* _What the exercise asks_
Quote all of the data exactly as given. Skip every picture it contains.

══════════════════════════════

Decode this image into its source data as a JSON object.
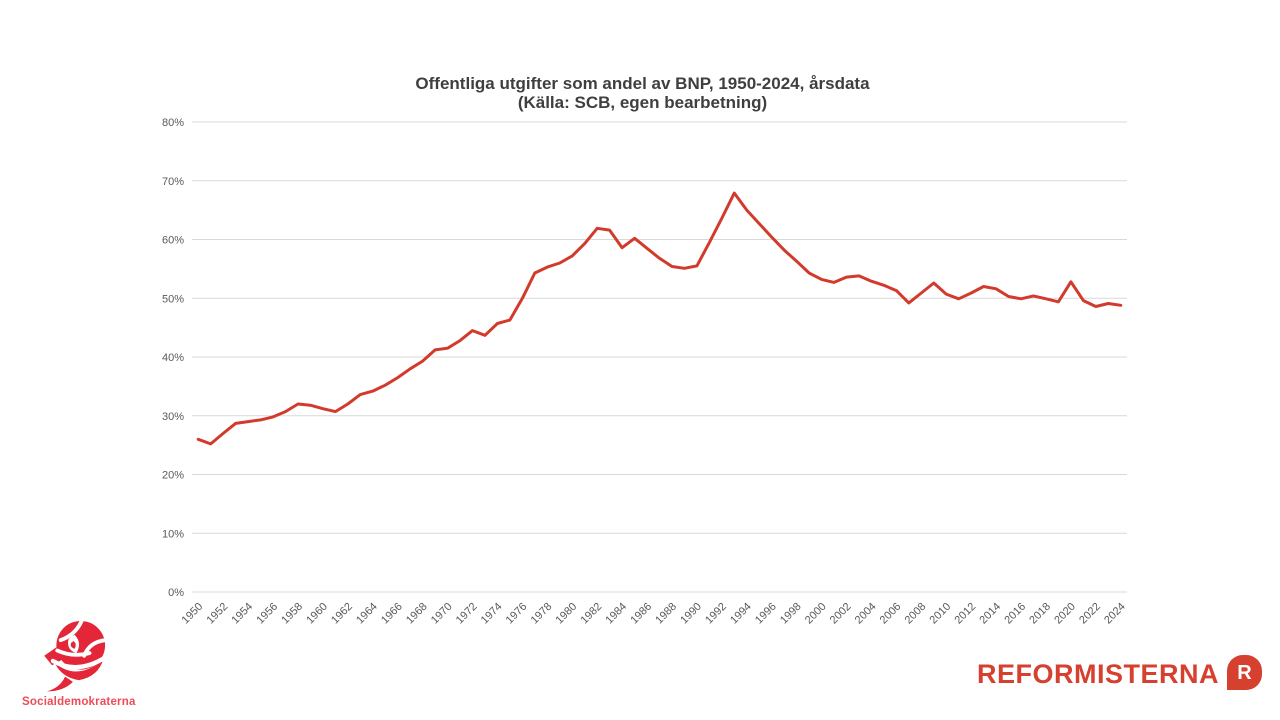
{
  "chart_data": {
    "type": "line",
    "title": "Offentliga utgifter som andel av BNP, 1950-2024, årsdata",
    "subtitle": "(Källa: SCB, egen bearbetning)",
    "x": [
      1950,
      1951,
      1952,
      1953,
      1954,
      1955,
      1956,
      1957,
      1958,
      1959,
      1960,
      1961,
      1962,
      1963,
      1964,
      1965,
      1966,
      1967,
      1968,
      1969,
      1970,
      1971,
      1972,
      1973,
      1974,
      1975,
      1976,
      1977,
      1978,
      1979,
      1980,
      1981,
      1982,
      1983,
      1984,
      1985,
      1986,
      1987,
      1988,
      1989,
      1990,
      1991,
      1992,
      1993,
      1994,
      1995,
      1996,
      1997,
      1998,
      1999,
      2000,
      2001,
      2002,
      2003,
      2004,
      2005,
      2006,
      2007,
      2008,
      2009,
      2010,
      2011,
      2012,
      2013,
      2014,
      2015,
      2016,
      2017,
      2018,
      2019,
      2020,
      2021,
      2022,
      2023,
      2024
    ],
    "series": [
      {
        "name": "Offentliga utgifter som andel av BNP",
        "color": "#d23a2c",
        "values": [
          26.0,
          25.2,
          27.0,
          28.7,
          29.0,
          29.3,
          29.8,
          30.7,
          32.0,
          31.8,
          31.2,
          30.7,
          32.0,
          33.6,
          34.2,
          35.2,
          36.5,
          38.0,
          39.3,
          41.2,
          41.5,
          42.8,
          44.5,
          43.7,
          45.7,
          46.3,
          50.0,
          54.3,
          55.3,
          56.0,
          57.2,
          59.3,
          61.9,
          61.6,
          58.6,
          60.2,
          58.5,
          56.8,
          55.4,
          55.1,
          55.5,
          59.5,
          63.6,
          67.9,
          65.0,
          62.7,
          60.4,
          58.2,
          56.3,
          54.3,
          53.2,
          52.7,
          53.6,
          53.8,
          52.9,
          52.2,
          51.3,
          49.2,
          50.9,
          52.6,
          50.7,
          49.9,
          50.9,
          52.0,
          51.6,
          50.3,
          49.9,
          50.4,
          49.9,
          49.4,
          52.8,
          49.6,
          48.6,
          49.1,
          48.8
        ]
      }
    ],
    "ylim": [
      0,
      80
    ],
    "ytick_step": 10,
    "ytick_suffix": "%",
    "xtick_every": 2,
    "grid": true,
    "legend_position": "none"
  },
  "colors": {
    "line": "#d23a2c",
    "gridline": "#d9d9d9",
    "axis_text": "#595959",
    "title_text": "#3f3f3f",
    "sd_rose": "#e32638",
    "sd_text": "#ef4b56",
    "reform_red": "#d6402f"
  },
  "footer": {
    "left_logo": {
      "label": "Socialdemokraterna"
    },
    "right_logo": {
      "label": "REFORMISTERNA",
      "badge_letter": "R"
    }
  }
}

══════════════════════════════

* _Correct response_
Decode this image into its source data as a JSON object.
{
  "chart_data": {
    "type": "line",
    "title": "Offentliga utgifter som andel av BNP, 1950-2024, årsdata",
    "subtitle": "(Källa: SCB, egen bearbetning)",
    "x": [
      1950,
      1951,
      1952,
      1953,
      1954,
      1955,
      1956,
      1957,
      1958,
      1959,
      1960,
      1961,
      1962,
      1963,
      1964,
      1965,
      1966,
      1967,
      1968,
      1969,
      1970,
      1971,
      1972,
      1973,
      1974,
      1975,
      1976,
      1977,
      1978,
      1979,
      1980,
      1981,
      1982,
      1983,
      1984,
      1985,
      1986,
      1987,
      1988,
      1989,
      1990,
      1991,
      1992,
      1993,
      1994,
      1995,
      1996,
      1997,
      1998,
      1999,
      2000,
      2001,
      2002,
      2003,
      2004,
      2005,
      2006,
      2007,
      2008,
      2009,
      2010,
      2011,
      2012,
      2013,
      2014,
      2015,
      2016,
      2017,
      2018,
      2019,
      2020,
      2021,
      2022,
      2023,
      2024
    ],
    "series": [
      {
        "name": "Offentliga utgifter som andel av BNP",
        "color": "#d23a2c",
        "values": [
          26.0,
          25.2,
          27.0,
          28.7,
          29.0,
          29.3,
          29.8,
          30.7,
          32.0,
          31.8,
          31.2,
          30.7,
          32.0,
          33.6,
          34.2,
          35.2,
          36.5,
          38.0,
          39.3,
          41.2,
          41.5,
          42.8,
          44.5,
          43.7,
          45.7,
          46.3,
          50.0,
          54.3,
          55.3,
          56.0,
          57.2,
          59.3,
          61.9,
          61.6,
          58.6,
          60.2,
          58.5,
          56.8,
          55.4,
          55.1,
          55.5,
          59.5,
          63.6,
          67.9,
          65.0,
          62.7,
          60.4,
          58.2,
          56.3,
          54.3,
          53.2,
          52.7,
          53.6,
          53.8,
          52.9,
          52.2,
          51.3,
          49.2,
          50.9,
          52.6,
          50.7,
          49.9,
          50.9,
          52.0,
          51.6,
          50.3,
          49.9,
          50.4,
          49.9,
          49.4,
          52.8,
          49.6,
          48.6,
          49.1,
          48.8
        ]
      }
    ],
    "ylim": [
      0,
      80
    ],
    "ytick_step": 10,
    "ytick_suffix": "%",
    "xtick_every": 2,
    "grid": true,
    "legend_position": "none"
  },
  "colors": {
    "line": "#d23a2c",
    "gridline": "#d9d9d9",
    "axis_text": "#595959",
    "title_text": "#3f3f3f",
    "sd_rose": "#e32638",
    "sd_text": "#ef4b56",
    "reform_red": "#d6402f"
  },
  "footer": {
    "left_logo": {
      "label": "Socialdemokraterna"
    },
    "right_logo": {
      "label": "REFORMISTERNA",
      "badge_letter": "R"
    }
  }
}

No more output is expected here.